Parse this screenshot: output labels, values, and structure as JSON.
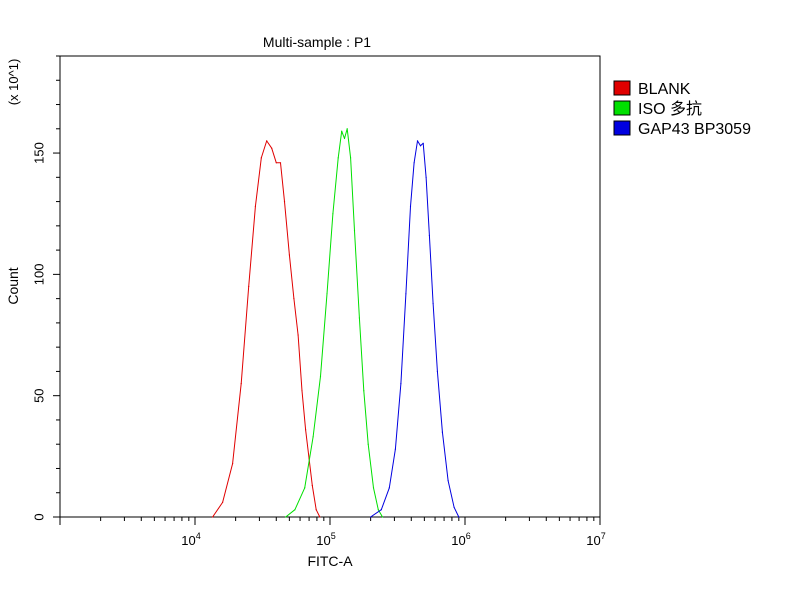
{
  "chart_data": {
    "type": "line",
    "title": "Multi-sample : P1",
    "xlabel": "FITC-A",
    "ylabel": "Count",
    "y_multiplier_label": "(x 10^1)",
    "x_scale": "log",
    "xlim": [
      1000,
      10000000
    ],
    "ylim": [
      0,
      190
    ],
    "x_ticks": [
      {
        "value": 10000,
        "base": "10",
        "exp": "4"
      },
      {
        "value": 100000,
        "base": "10",
        "exp": "5"
      },
      {
        "value": 1000000,
        "base": "10",
        "exp": "6"
      },
      {
        "value": 10000000,
        "base": "10",
        "exp": "7"
      }
    ],
    "y_ticks": [
      0,
      50,
      100,
      150
    ],
    "grid": false,
    "legend_position": "right",
    "series": [
      {
        "name": "BLANK",
        "color": "#e00000",
        "points": [
          [
            13500,
            0
          ],
          [
            16000,
            6
          ],
          [
            19000,
            22
          ],
          [
            22000,
            55
          ],
          [
            25000,
            95
          ],
          [
            28000,
            128
          ],
          [
            31000,
            148
          ],
          [
            34000,
            155
          ],
          [
            37000,
            152
          ],
          [
            40000,
            146
          ],
          [
            43000,
            146
          ],
          [
            46000,
            130
          ],
          [
            50000,
            108
          ],
          [
            54000,
            90
          ],
          [
            58000,
            75
          ],
          [
            62000,
            52
          ],
          [
            66000,
            36
          ],
          [
            70000,
            24
          ],
          [
            74000,
            13
          ],
          [
            79000,
            3
          ],
          [
            84000,
            0
          ]
        ]
      },
      {
        "name": "ISO 多抗",
        "color": "#00e000",
        "points": [
          [
            47000,
            0
          ],
          [
            55000,
            3
          ],
          [
            65000,
            12
          ],
          [
            75000,
            33
          ],
          [
            85000,
            58
          ],
          [
            95000,
            92
          ],
          [
            105000,
            125
          ],
          [
            115000,
            148
          ],
          [
            122000,
            159
          ],
          [
            128000,
            156
          ],
          [
            134000,
            160
          ],
          [
            142000,
            148
          ],
          [
            152000,
            118
          ],
          [
            165000,
            82
          ],
          [
            178000,
            52
          ],
          [
            192000,
            30
          ],
          [
            210000,
            12
          ],
          [
            228000,
            3
          ],
          [
            245000,
            0
          ]
        ]
      },
      {
        "name": "GAP43 BP3059",
        "color": "#0000e0",
        "points": [
          [
            200000,
            0
          ],
          [
            240000,
            3
          ],
          [
            275000,
            12
          ],
          [
            305000,
            28
          ],
          [
            335000,
            55
          ],
          [
            365000,
            92
          ],
          [
            395000,
            128
          ],
          [
            420000,
            146
          ],
          [
            445000,
            155
          ],
          [
            468000,
            153
          ],
          [
            490000,
            154
          ],
          [
            515000,
            140
          ],
          [
            545000,
            116
          ],
          [
            580000,
            88
          ],
          [
            625000,
            60
          ],
          [
            680000,
            35
          ],
          [
            750000,
            15
          ],
          [
            830000,
            4
          ],
          [
            900000,
            0
          ]
        ]
      }
    ]
  }
}
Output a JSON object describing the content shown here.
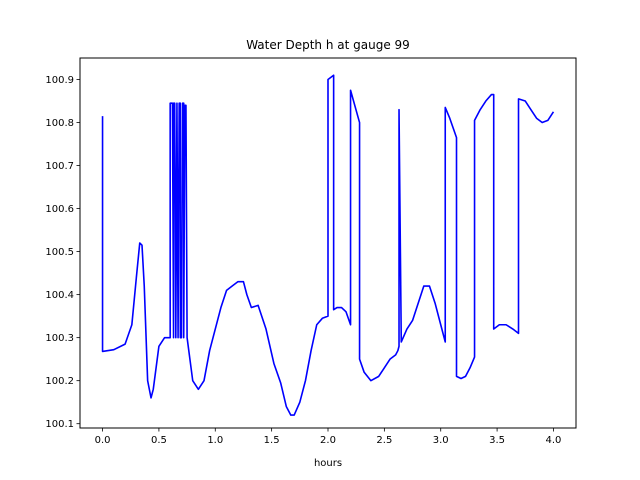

───

*What you have to do*.
State how many lines in the records above contain the word "name", giving only the number.

*Solution to the problem*.
3